Page excerpt:

· · ·

In 2007, the collective members of CAAS sponsored a year-long speakers series at the University of Tennessee. Funded by $15,000 in grants from the UT Haines Morris Endowment fund, the Hodges Better English Fund, the Department of English’s Literature Speakers Series, and the School of Art’s Speakers Series, CAAS hosted senior-level and junior-level speakers throughout the academic year.
For its 2006-8 academic years, CAAS organized all of its meetings around one central investigative question that served as the basis of a year-long, working-group project: “Arts in Dialogue: Relational Aesthetics.” In his influential theoretical work Relational Aesthetics (Les presses du réel, 2002), Nicolas Bourriaud writes, “The possibility of a relational art (an art taking as its theoretical horizon the realm of human interactions and its social context, rather than the assertion of an independent and private symbolic space), points to a radical upheaval of the aesthetic, cultural and political goals introduced by modern art” (14). Contemporary art within all arts disciplines worries the divide between art and audience, artist and viewer, active writer and passive reader. The post-1960s arts, and the theories that sometimes drive them, often seek to overcome alienation of both author and audience and create new forms of art that are active, interactive, populist, and politically charged. They explore the notion of dialogue rather than mastery: dialogue between artist and audience, between form and content, between arts and other arts. Doing so, they raise important questions about the ethics of artistic creation and how (and if) the arts can create new horizons of perception for their audiences. “Arts in Dialogue” thus encompasses interactivity within digital arts, “distributive aesthetics” of public performance art, gallery art that transgresses boundaries between viewer and artwork, interactive theater, spoken word art and poetry that incorporates vernacular forms, and hypertext forms of narrative—as well as the dialogue inherent in mixed-media art forms. During the two academic years 2006-8, CAAS explored new trends, movements, aesthetics, and debates in various arts fields that address this approach to “Arts in Dialogue.” Referencing the logic of “relational aesthetics,” we explored how interrelationality, dialogue, and multimodality is configured as a central concern of contemporary arts.

· · ·

Entries shown:

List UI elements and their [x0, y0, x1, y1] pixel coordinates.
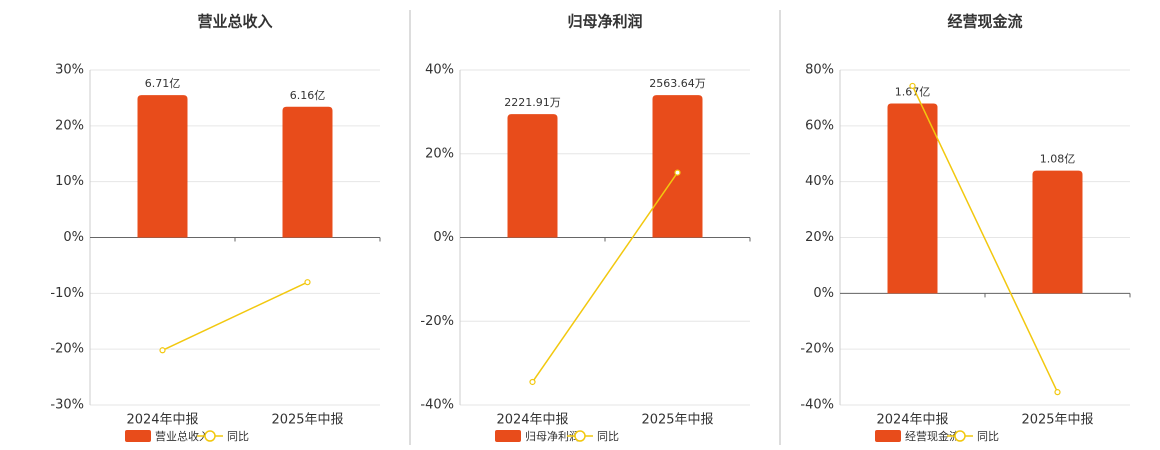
bar: [652, 95, 703, 238]
line: [162, 281, 308, 351]
value-label: 1.08亿: [1040, 153, 1076, 166]
y-tick-label: -20%: [50, 342, 84, 357]
legend-label: 同比: [597, 430, 619, 443]
y-tick-label: -10%: [50, 286, 84, 301]
line-point: [1054, 389, 1061, 396]
y-tick-label: 10%: [55, 174, 84, 189]
line-point: [159, 347, 166, 354]
legend-marker: [204, 430, 216, 442]
legend-swatch: [125, 430, 151, 442]
chart-title: 经营现金流: [947, 13, 1022, 31]
x-tick-label: 2024年中报: [496, 413, 568, 428]
y-tick-label: -20%: [420, 314, 454, 329]
line: [531, 172, 679, 383]
legend-marker: [574, 430, 586, 442]
bar: [507, 114, 558, 238]
x-tick-label: 2025年中报: [641, 413, 713, 428]
y-tick-label: 0%: [63, 230, 84, 245]
line-point: [909, 82, 916, 90]
value-label: 2221.91万: [504, 96, 561, 109]
y-tick-label: 30%: [55, 63, 84, 78]
x-tick-label: 2025年中报: [1021, 413, 1093, 428]
y-tick-label: 40%: [805, 174, 834, 189]
legend-label: 归母净利润: [525, 429, 580, 443]
x-tick-label: 2024年中报: [126, 413, 198, 428]
chart-title: 营业总收入: [197, 13, 272, 31]
bar: [1032, 170, 1083, 294]
legend-swatch: [875, 430, 901, 442]
y-tick-label: 20%: [425, 146, 454, 161]
chart-title: 归母净利润: [567, 13, 642, 31]
value-label: 2563.64万: [649, 77, 706, 90]
value-label: 1.67亿: [895, 86, 931, 99]
y-tick-label: 60%: [805, 118, 834, 133]
line-point: [674, 169, 681, 176]
y-tick-label: -40%: [420, 398, 454, 413]
y-tick-label: 80%: [805, 63, 834, 78]
value-label: 6.16亿: [290, 89, 326, 102]
line: [911, 85, 1059, 393]
x-tick-label: 2024年中报: [876, 413, 948, 428]
legend-swatch: [495, 430, 521, 442]
legend-label: 同比: [977, 430, 999, 443]
y-tick-label: -20%: [800, 342, 834, 357]
bar: [887, 103, 938, 294]
legend-marker: [954, 430, 966, 442]
y-tick-label: 0%: [813, 286, 834, 301]
value-label: 6.71亿: [145, 77, 181, 90]
legend-label: 同比: [227, 430, 249, 443]
y-tick-label: 0%: [433, 230, 454, 245]
line-point: [304, 279, 311, 286]
bar: [137, 95, 188, 238]
y-tick-label: 20%: [55, 118, 84, 133]
y-tick-label: -30%: [50, 398, 84, 413]
legend-label: 经营现金流: [905, 429, 960, 443]
y-tick-label: -40%: [800, 398, 834, 413]
legend-label: 营业总收入: [155, 429, 210, 443]
y-tick-label: 40%: [425, 63, 454, 78]
bar: [282, 106, 333, 238]
y-tick-label: 20%: [805, 230, 834, 245]
line-point: [529, 378, 536, 386]
x-tick-label: 2025年中报: [271, 413, 343, 428]
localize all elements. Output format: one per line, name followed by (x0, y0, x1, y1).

· · ·

Your tasks:
**a.** Convert part of the listing into a JSON list of strings, one string per line, with blank lines omitted. Begin at the line that has "bar: [652, 95, 703, 238]" and stop after the line that has "legend-label: 营业总收入: [155, 429, 210, 443]".
**b.** Continue the text about the CAAS "Arts in Dialogue" project from where it stops.

Answers to the exercise:
**a.**
[
  "bar: [652, 95, 703, 238]",
  "line: [162, 281, 308, 351]",
  "value-label: 1.08亿: [1040, 153, 1076, 166]",
  "y-tick-label: -20%: [50, 342, 84, 357]",
  "legend-label: 同比: [597, 430, 619, 443]",
  "y-tick-label: -10%: [50, 286, 84, 301]",
  "line-point: [1054, 389, 1061, 396]",
  "y-tick-label: 10%: [55, 174, 84, 189]",
  "line-point: [159, 347, 166, 354]",
  "legend-marker: [204, 430, 216, 442]",
  "legend-swatch: [125, 430, 151, 442]",
  "chart-title: 经营现金流: [947, 13, 1022, 31]",
  "x-tick-label: 2024年中报: [496, 413, 568, 428]",
  "y-tick-label: -20%: [420, 314, 454, 329]",
  "line: [531, 172, 679, 383]",
  "legend-marker: [574, 430, 586, 442]",
  "bar: [507, 114, 558, 238]",
  "x-tick-label: 2025年中报: [641, 413, 713, 428]",
  "y-tick-label: 0%: [63, 230, 84, 245]",
  "line-point: [909, 82, 916, 90]",
  "value-label: 2221.91万: [504, 96, 561, 109]",
  "y-tick-label: 30%: [55, 63, 84, 78]",
  "x-tick-label: 2025年中报: [1021, 413, 1093, 428]",
  "y-tick-label: 40%: [805, 174, 834, 189]",
  "legend-label: 归母净利润: [525, 429, 580, 443]",
  "x-tick-label: 2024年中报: [126, 413, 198, 428]",
  "chart-title: 营业总收入: [197, 13, 272, 31]",
  "bar: [1032, 170, 1083, 294]",
  "legend-swatch: [875, 430, 901, 442]",
  "y-tick-label: 20%: [425, 146, 454, 161]",
  "chart-title: 归母净利润: [567, 13, 642, 31]",
  "value-label: 2563.64万: [649, 77, 706, 90]",
  "value-label: 1.67亿: [895, 86, 931, 99]",
  "y-tick-label: 60%: [805, 118, 834, 133]",
  "line-point: [674, 169, 681, 176]",
  "y-tick-label: -40%: [420, 398, 454, 413]",
  "y-tick-label: 80%: [805, 63, 834, 78]",
  "value-label: 6.16亿: [290, 89, 326, 102]",
  "line: [911, 85, 1059, 393]",
  "x-tick-label: 2024年中报: [876, 413, 948, 428]",
  "legend-swatch: [495, 430, 521, 442]",
  "legend-label: 同比: [977, 430, 999, 443]",
  "y-tick-label: -20%: [800, 342, 834, 357]",
  "bar: [887, 103, 938, 294]",
  "legend-marker: [954, 430, 966, 442]",
  "y-tick-label: 0%: [813, 286, 834, 301]",
  "value-label: 6.71亿: [145, 77, 181, 90]",
  "legend-label: 同比: [227, 430, 249, 443]",
  "y-tick-label: 0%: [433, 230, 454, 245]",
  "line-point: [304, 279, 311, 286]",
  "bar: [137, 95, 188, 238]",
  "y-tick-label: 20%: [55, 118, 84, 133]",
  "y-tick-label: -30%: [50, 398, 84, 413]",
  "legend-label: 经营现金流: [905, 429, 960, 443]",
  "y-tick-label: -40%: [800, 398, 834, 413]",
  "legend-label: 营业总收入: [155, 429, 210, 443]"
]

**b.**
Readings for 2007-8:
- Nicolas Bourriaud, from Relational Aesthetics
- Lisa Gye, Anna Munster, and Ingrid Richardson, “Distributed Aesthetics”
- Darren Tofts, “& beyond: anticipating distributed aesthetics”
- Gary Saul Morson, “Essential Narrative: Tempics and the Return of Process”
- Essays by Melissa C. Nash; Rosemary Garland Thomson; Carrie Sandhal and Philip Auslander in Bodies in Commotion: Disability and Performance
- Christopher Nealon, “Camp Messianism, or, the Hopes of Poetry in Late-Late Capitalism” and sample poems by Joshua Clover
- Karl F. Morrison, selections from “I am You”: The Hermeneutics of Empathy in Western Literature, Theology, and Art
- Jill Bennett, selection from Empathetic Vision: Affect, Trauma, and Contemporary Art
- ArtForum Special issue on Jacques Ranciere, with article by Ranciere
Readings for 2006-2007:
- Eve Sedgwick, from Touching Feeling: Affect, Pedagogy, Performativity
- John Guillory, “Literary Study and the Modern System of the Disciplines”
- Michael Carter, from Where Writing Begins: A Postmodern Reconstruction
- Hans Ulrich Gumbrecht, from The Production of Presence
- Jed Perl, “Formalism and Its Discontents: A Theory of How the Art World Went to Hell”
- Marianne Hirsch, “What’s Wrong with These Terms? A Conversation with Barbara Kirshenblatt-Gimblett and Diana Taylor”
- Joy Williams, “The Last Generation”
- John Barth, “The Literature of Exhaustion”
- James Wood, from The Irresponsible Self: On Laughter and the Novel
- R.M. Berry, “The Avant-garde and the Question of Literature”
- Roundtable discussion, “The Predicament of ContemporaryArt,” from Art Since 1900
- Geoff King, from American Independent Cinema
- Thomas Schatz, from Film Theory Goes to the Movies
- Alexander G. Weheliye, from Phonograpies: Grooves in Sonic Afro-Modernity
During the 2005-6 academic year, CAAS investigated the question “Periodizing the Contemporary: Challenges and Opportunities.”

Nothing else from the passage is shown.